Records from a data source
:::
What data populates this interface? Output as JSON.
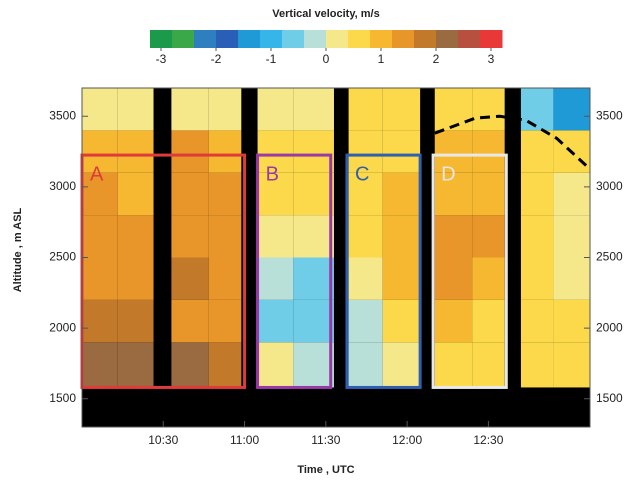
{
  "chart_data": {
    "type": "heatmap",
    "title": "Vertical velocity, m/s",
    "x_label": "Time , UTC",
    "y_label": "Altitude , m ASL",
    "xlim": [
      10.0,
      13.125
    ],
    "xticks": [
      {
        "value": 10.5,
        "label": "10:30"
      },
      {
        "value": 11.0,
        "label": "11:00"
      },
      {
        "value": 11.5,
        "label": "11:30"
      },
      {
        "value": 12.0,
        "label": "12:00"
      },
      {
        "value": 12.5,
        "label": "12:30"
      }
    ],
    "ylim": [
      1300,
      3700
    ],
    "yticks": [
      1500,
      2000,
      2500,
      3000,
      3500
    ],
    "clim": [
      -3.2,
      3.2
    ],
    "cticks": [
      -3,
      -2,
      -1,
      0,
      1,
      2,
      3
    ],
    "colorscale": [
      "#1a9a4a",
      "#3aa848",
      "#2e7fc0",
      "#2a5fb8",
      "#1f9ad6",
      "#35b5e8",
      "#6fcde8",
      "#b8e0d8",
      "#f5e88a",
      "#fbd94a",
      "#f5b830",
      "#e8962a",
      "#c27a2a",
      "#9a6a40",
      "#b85040",
      "#e83838"
    ],
    "row_edges": [
      1580,
      1900,
      2200,
      2500,
      2800,
      3100,
      3400,
      3700
    ],
    "columns": [
      {
        "start": 10.0,
        "end": 10.22,
        "values": [
          2.2,
          1.8,
          1.5,
          1.3,
          1.2,
          1.0,
          0.3
        ]
      },
      {
        "start": 10.22,
        "end": 10.44,
        "values": [
          2.0,
          1.6,
          1.4,
          1.3,
          1.1,
          1.0,
          0.2
        ]
      },
      {
        "start": 10.55,
        "end": 10.78,
        "values": [
          2.0,
          1.5,
          1.6,
          1.5,
          1.4,
          1.2,
          0.2
        ]
      },
      {
        "start": 10.78,
        "end": 10.98,
        "values": [
          1.8,
          1.2,
          1.4,
          1.3,
          1.2,
          1.0,
          0.3
        ]
      },
      {
        "start": 11.08,
        "end": 11.3,
        "values": [
          0.0,
          -0.5,
          -0.3,
          0.2,
          0.5,
          0.6,
          0.2
        ]
      },
      {
        "start": 11.3,
        "end": 11.55,
        "values": [
          -0.3,
          -0.6,
          -0.5,
          0.0,
          0.4,
          0.5,
          0.1
        ]
      },
      {
        "start": 11.64,
        "end": 11.85,
        "values": [
          -0.2,
          -0.4,
          0.3,
          0.6,
          0.7,
          0.6,
          0.4
        ]
      },
      {
        "start": 11.85,
        "end": 12.08,
        "values": [
          0.2,
          0.4,
          0.8,
          1.0,
          0.9,
          0.7,
          0.5
        ]
      },
      {
        "start": 12.17,
        "end": 12.4,
        "values": [
          0.6,
          0.8,
          1.2,
          1.2,
          1.1,
          0.9,
          0.7
        ]
      },
      {
        "start": 12.4,
        "end": 12.6,
        "values": [
          0.5,
          0.7,
          1.1,
          1.2,
          1.0,
          0.8,
          0.6
        ]
      },
      {
        "start": 12.7,
        "end": 12.9,
        "values": [
          0.6,
          0.6,
          0.6,
          0.5,
          0.5,
          0.5,
          -0.8
        ]
      },
      {
        "start": 12.9,
        "end": 13.125,
        "values": [
          0.5,
          0.4,
          0.3,
          0.2,
          0.1,
          0.4,
          -1.5
        ]
      }
    ],
    "boxes": [
      {
        "label": "A",
        "color": "#e03a3a",
        "x": [
          10.0,
          11.0
        ],
        "y": [
          1580,
          3225
        ]
      },
      {
        "label": "B",
        "color": "#9a3aa8",
        "x": [
          11.08,
          11.53
        ],
        "y": [
          1580,
          3225
        ]
      },
      {
        "label": "C",
        "color": "#2f5fb0",
        "x": [
          11.63,
          12.08
        ],
        "y": [
          1580,
          3225
        ]
      },
      {
        "label": "D",
        "color": "#e8e8e8",
        "x": [
          12.16,
          12.61
        ],
        "y": [
          1580,
          3225
        ]
      }
    ],
    "dashed_line": {
      "x": [
        12.17,
        12.42,
        12.57,
        12.73,
        12.92,
        13.12
      ],
      "y": [
        3380,
        3487,
        3500,
        3472,
        3344,
        3131
      ]
    }
  }
}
:::
• DIRECTIVE: Quote every entry exactly, with the pictures omitted.

• THE OUTPUT:
What data populates this interface? Output as JSON.
{
  "chart_data": {
    "type": "heatmap",
    "title": "Vertical velocity, m/s",
    "x_label": "Time , UTC",
    "y_label": "Altitude , m ASL",
    "xlim": [
      10.0,
      13.125
    ],
    "xticks": [
      {
        "value": 10.5,
        "label": "10:30"
      },
      {
        "value": 11.0,
        "label": "11:00"
      },
      {
        "value": 11.5,
        "label": "11:30"
      },
      {
        "value": 12.0,
        "label": "12:00"
      },
      {
        "value": 12.5,
        "label": "12:30"
      }
    ],
    "ylim": [
      1300,
      3700
    ],
    "yticks": [
      1500,
      2000,
      2500,
      3000,
      3500
    ],
    "clim": [
      -3.2,
      3.2
    ],
    "cticks": [
      -3,
      -2,
      -1,
      0,
      1,
      2,
      3
    ],
    "colorscale": [
      "#1a9a4a",
      "#3aa848",
      "#2e7fc0",
      "#2a5fb8",
      "#1f9ad6",
      "#35b5e8",
      "#6fcde8",
      "#b8e0d8",
      "#f5e88a",
      "#fbd94a",
      "#f5b830",
      "#e8962a",
      "#c27a2a",
      "#9a6a40",
      "#b85040",
      "#e83838"
    ],
    "row_edges": [
      1580,
      1900,
      2200,
      2500,
      2800,
      3100,
      3400,
      3700
    ],
    "columns": [
      {
        "start": 10.0,
        "end": 10.22,
        "values": [
          2.2,
          1.8,
          1.5,
          1.3,
          1.2,
          1.0,
          0.3
        ]
      },
      {
        "start": 10.22,
        "end": 10.44,
        "values": [
          2.0,
          1.6,
          1.4,
          1.3,
          1.1,
          1.0,
          0.2
        ]
      },
      {
        "start": 10.55,
        "end": 10.78,
        "values": [
          2.0,
          1.5,
          1.6,
          1.5,
          1.4,
          1.2,
          0.2
        ]
      },
      {
        "start": 10.78,
        "end": 10.98,
        "values": [
          1.8,
          1.2,
          1.4,
          1.3,
          1.2,
          1.0,
          0.3
        ]
      },
      {
        "start": 11.08,
        "end": 11.3,
        "values": [
          0.0,
          -0.5,
          -0.3,
          0.2,
          0.5,
          0.6,
          0.2
        ]
      },
      {
        "start": 11.3,
        "end": 11.55,
        "values": [
          -0.3,
          -0.6,
          -0.5,
          0.0,
          0.4,
          0.5,
          0.1
        ]
      },
      {
        "start": 11.64,
        "end": 11.85,
        "values": [
          -0.2,
          -0.4,
          0.3,
          0.6,
          0.7,
          0.6,
          0.4
        ]
      },
      {
        "start": 11.85,
        "end": 12.08,
        "values": [
          0.2,
          0.4,
          0.8,
          1.0,
          0.9,
          0.7,
          0.5
        ]
      },
      {
        "start": 12.17,
        "end": 12.4,
        "values": [
          0.6,
          0.8,
          1.2,
          1.2,
          1.1,
          0.9,
          0.7
        ]
      },
      {
        "start": 12.4,
        "end": 12.6,
        "values": [
          0.5,
          0.7,
          1.1,
          1.2,
          1.0,
          0.8,
          0.6
        ]
      },
      {
        "start": 12.7,
        "end": 12.9,
        "values": [
          0.6,
          0.6,
          0.6,
          0.5,
          0.5,
          0.5,
          -0.8
        ]
      },
      {
        "start": 12.9,
        "end": 13.125,
        "values": [
          0.5,
          0.4,
          0.3,
          0.2,
          0.1,
          0.4,
          -1.5
        ]
      }
    ],
    "boxes": [
      {
        "label": "A",
        "color": "#e03a3a",
        "x": [
          10.0,
          11.0
        ],
        "y": [
          1580,
          3225
        ]
      },
      {
        "label": "B",
        "color": "#9a3aa8",
        "x": [
          11.08,
          11.53
        ],
        "y": [
          1580,
          3225
        ]
      },
      {
        "label": "C",
        "color": "#2f5fb0",
        "x": [
          11.63,
          12.08
        ],
        "y": [
          1580,
          3225
        ]
      },
      {
        "label": "D",
        "color": "#e8e8e8",
        "x": [
          12.16,
          12.61
        ],
        "y": [
          1580,
          3225
        ]
      }
    ],
    "dashed_line": {
      "x": [
        12.17,
        12.42,
        12.57,
        12.73,
        12.92,
        13.12
      ],
      "y": [
        3380,
        3487,
        3500,
        3472,
        3344,
        3131
      ]
    }
  }
}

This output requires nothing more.